**Work to complete:**
Output every line of the data below without changing a single character.

**Data in this exercise:**
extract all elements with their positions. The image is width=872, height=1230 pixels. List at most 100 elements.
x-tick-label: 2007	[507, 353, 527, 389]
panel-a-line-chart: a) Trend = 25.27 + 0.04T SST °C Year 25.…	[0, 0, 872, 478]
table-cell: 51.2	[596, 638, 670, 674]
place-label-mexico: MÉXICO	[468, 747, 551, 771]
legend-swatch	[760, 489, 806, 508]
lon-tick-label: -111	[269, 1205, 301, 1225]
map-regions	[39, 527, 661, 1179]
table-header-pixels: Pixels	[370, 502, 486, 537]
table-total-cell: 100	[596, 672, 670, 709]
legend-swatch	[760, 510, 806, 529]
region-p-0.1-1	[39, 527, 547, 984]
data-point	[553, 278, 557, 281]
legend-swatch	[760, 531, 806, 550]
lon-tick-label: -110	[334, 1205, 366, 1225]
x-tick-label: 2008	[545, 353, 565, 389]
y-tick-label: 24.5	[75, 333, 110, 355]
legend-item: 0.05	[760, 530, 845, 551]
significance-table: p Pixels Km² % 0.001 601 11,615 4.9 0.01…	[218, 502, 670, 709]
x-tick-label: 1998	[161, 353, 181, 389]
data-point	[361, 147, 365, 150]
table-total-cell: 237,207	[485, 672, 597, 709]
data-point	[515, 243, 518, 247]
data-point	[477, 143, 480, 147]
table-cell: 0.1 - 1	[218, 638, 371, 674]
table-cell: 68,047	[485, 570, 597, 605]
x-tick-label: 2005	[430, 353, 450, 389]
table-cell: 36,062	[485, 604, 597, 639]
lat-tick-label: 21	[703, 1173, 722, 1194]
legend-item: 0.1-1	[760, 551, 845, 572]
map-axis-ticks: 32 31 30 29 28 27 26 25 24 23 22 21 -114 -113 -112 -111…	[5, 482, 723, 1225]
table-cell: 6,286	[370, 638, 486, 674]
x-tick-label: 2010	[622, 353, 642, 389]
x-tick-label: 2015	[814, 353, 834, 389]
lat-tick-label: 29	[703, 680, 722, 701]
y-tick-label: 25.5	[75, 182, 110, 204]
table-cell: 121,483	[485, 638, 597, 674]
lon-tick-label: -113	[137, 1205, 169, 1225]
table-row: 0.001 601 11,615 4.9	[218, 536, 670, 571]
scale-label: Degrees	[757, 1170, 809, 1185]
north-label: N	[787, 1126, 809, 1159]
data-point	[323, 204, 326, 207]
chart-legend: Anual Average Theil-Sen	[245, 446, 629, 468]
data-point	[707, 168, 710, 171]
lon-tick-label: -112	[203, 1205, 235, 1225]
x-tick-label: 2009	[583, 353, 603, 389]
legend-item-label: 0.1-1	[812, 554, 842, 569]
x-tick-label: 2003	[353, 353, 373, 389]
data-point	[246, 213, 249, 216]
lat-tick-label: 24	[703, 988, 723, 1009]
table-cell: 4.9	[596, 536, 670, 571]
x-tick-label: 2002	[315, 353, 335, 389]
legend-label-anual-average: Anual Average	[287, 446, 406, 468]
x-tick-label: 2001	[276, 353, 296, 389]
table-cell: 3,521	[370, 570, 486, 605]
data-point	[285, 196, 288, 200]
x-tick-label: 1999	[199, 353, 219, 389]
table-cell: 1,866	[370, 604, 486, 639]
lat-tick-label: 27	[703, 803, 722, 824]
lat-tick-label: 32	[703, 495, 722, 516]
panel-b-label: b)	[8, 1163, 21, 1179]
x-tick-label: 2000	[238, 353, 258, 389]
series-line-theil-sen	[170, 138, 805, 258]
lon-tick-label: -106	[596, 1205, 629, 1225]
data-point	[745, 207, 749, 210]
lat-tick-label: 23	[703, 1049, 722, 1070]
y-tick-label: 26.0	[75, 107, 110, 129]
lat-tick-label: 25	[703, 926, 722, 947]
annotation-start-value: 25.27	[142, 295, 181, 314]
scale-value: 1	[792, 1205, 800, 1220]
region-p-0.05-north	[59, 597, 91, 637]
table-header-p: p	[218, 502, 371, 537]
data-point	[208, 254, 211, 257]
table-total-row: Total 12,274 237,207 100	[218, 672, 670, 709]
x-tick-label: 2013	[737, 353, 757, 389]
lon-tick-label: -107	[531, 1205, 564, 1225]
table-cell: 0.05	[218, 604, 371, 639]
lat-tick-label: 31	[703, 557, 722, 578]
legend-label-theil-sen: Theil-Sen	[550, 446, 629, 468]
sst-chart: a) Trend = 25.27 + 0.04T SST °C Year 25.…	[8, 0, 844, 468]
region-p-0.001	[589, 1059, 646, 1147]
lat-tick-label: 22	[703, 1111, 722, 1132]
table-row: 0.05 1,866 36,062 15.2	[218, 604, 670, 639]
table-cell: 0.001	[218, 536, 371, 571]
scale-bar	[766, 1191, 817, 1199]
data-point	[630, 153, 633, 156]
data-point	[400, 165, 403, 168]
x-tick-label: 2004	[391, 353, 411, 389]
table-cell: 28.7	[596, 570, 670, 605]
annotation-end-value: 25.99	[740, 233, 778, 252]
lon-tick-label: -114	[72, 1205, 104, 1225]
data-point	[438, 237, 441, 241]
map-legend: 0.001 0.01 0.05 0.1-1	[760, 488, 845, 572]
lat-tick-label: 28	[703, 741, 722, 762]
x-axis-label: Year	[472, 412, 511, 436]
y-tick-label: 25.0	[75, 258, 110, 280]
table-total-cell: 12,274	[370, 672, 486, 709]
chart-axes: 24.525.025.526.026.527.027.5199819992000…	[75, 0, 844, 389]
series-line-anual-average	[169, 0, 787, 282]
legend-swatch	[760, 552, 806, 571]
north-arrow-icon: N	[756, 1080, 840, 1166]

**Correct output:**
extract all elements with their positions. The image is width=872, height=1230 pixels. List at most 100 elements.
x-tick-label: 2007	[507, 353, 527, 389]
panel-a-line-chart: a) Trend = 25.27 + 0.04T SST °C Year 25.…	[0, 0, 872, 478]
table-cell: 51.2	[596, 638, 670, 674]
place-label-mexico: MÉXICO	[468, 747, 551, 771]
legend-swatch	[760, 489, 806, 508]
lon-tick-label: -111	[269, 1205, 301, 1225]
map-regions	[39, 527, 661, 1179]
table-header-pixels: Pixels	[370, 502, 486, 537]
table-total-cell: 100	[596, 672, 670, 709]
legend-swatch	[760, 510, 806, 529]
region-p-0.1-1	[39, 527, 547, 984]
data-point	[553, 278, 557, 281]
legend-swatch	[760, 531, 806, 550]
lon-tick-label: -110	[334, 1205, 366, 1225]
x-tick-label: 2008	[545, 353, 565, 389]
y-tick-label: 24.5	[75, 333, 110, 355]
legend-item: 0.05	[760, 530, 845, 551]
significance-table: p Pixels Km² % 0.001 601 11,615 4.9 0.01…	[218, 502, 670, 709]
x-tick-label: 1998	[161, 353, 181, 389]
data-point	[361, 147, 365, 150]
table-total-cell: 237,207	[485, 672, 597, 709]
data-point	[515, 243, 518, 247]
data-point	[477, 143, 480, 147]
table-cell: 0.1 - 1	[218, 638, 371, 674]
table-cell: 68,047	[485, 570, 597, 605]
x-tick-label: 2005	[430, 353, 450, 389]
table-cell: 36,062	[485, 604, 597, 639]
lat-tick-label: 21	[703, 1173, 722, 1194]
legend-item: 0.1-1	[760, 551, 845, 572]
map-axis-ticks: 32 31 30 29 28 27 26 25 24 23 22 21 -114 -113 -112 -111…	[5, 482, 723, 1225]
table-cell: 6,286	[370, 638, 486, 674]
x-tick-label: 2010	[622, 353, 642, 389]
x-tick-label: 2015	[814, 353, 834, 389]
lat-tick-label: 29	[703, 680, 722, 701]
y-tick-label: 25.5	[75, 182, 110, 204]
table-cell: 121,483	[485, 638, 597, 674]
lon-tick-label: -113	[137, 1205, 169, 1225]
table-row: 0.001 601 11,615 4.9	[218, 536, 670, 571]
scale-label: Degrees	[757, 1170, 809, 1185]
north-label: N	[787, 1126, 809, 1159]
data-point	[323, 204, 326, 207]
chart-legend: Anual Average Theil-Sen	[245, 446, 629, 468]
data-point	[707, 168, 710, 171]
lon-tick-label: -112	[203, 1205, 235, 1225]
x-tick-label: 2009	[583, 353, 603, 389]
legend-item-label: 0.1-1	[812, 554, 842, 569]
x-tick-label: 2003	[353, 353, 373, 389]
data-point	[246, 213, 249, 216]
lat-tick-label: 24	[703, 988, 723, 1009]
table-cell: 4.9	[596, 536, 670, 571]
x-tick-label: 2002	[315, 353, 335, 389]
legend-label-anual-average: Anual Average	[287, 446, 406, 468]
x-tick-label: 2001	[276, 353, 296, 389]
table-cell: 3,521	[370, 570, 486, 605]
data-point	[285, 196, 288, 200]
x-tick-label: 1999	[199, 353, 219, 389]
table-cell: 1,866	[370, 604, 486, 639]
lat-tick-label: 27	[703, 803, 722, 824]
lat-tick-label: 32	[703, 495, 722, 516]
panel-b-label: b)	[8, 1163, 21, 1179]
x-tick-label: 2000	[238, 353, 258, 389]
series-line-theil-sen	[170, 138, 805, 258]
lon-tick-label: -106	[596, 1205, 629, 1225]
data-point	[745, 207, 749, 210]
lat-tick-label: 23	[703, 1049, 722, 1070]
y-tick-label: 26.0	[75, 107, 110, 129]
lat-tick-label: 25	[703, 926, 722, 947]
annotation-start-value: 25.27	[142, 295, 181, 314]
scale-value: 1	[792, 1205, 800, 1220]
region-p-0.05-north	[59, 597, 91, 637]
table-header-p: p	[218, 502, 371, 537]
data-point	[208, 254, 211, 257]
table-total-row: Total 12,274 237,207 100	[218, 672, 670, 709]
x-tick-label: 2013	[737, 353, 757, 389]
lon-tick-label: -107	[531, 1205, 564, 1225]
table-cell: 0.05	[218, 604, 371, 639]
lat-tick-label: 31	[703, 557, 722, 578]
legend-label-theil-sen: Theil-Sen	[550, 446, 629, 468]
sst-chart: a) Trend = 25.27 + 0.04T SST °C Year 25.…	[8, 0, 844, 468]
region-p-0.001	[589, 1059, 646, 1147]
lat-tick-label: 22	[703, 1111, 722, 1132]
table-row: 0.05 1,866 36,062 15.2	[218, 604, 670, 639]
table-cell: 0.001	[218, 536, 371, 571]
scale-bar	[766, 1191, 817, 1199]
data-point	[630, 153, 633, 156]
data-point	[400, 165, 403, 168]
x-tick-label: 2004	[391, 353, 411, 389]
table-cell: 28.7	[596, 570, 670, 605]
annotation-end-value: 25.99	[740, 233, 778, 252]
lon-tick-label: -114	[72, 1205, 104, 1225]
data-point	[438, 237, 441, 241]
map-legend: 0.001 0.01 0.05 0.1-1	[760, 488, 845, 572]
lat-tick-label: 28	[703, 741, 722, 762]
x-axis-label: Year	[472, 412, 511, 436]
y-tick-label: 25.0	[75, 258, 110, 280]
table-total-cell: 12,274	[370, 672, 486, 709]
chart-axes: 24.525.025.526.026.527.027.5199819992000…	[75, 0, 844, 389]
series-line-anual-average	[169, 0, 787, 282]
legend-swatch	[760, 552, 806, 571]
north-arrow-icon: N	[756, 1080, 840, 1166]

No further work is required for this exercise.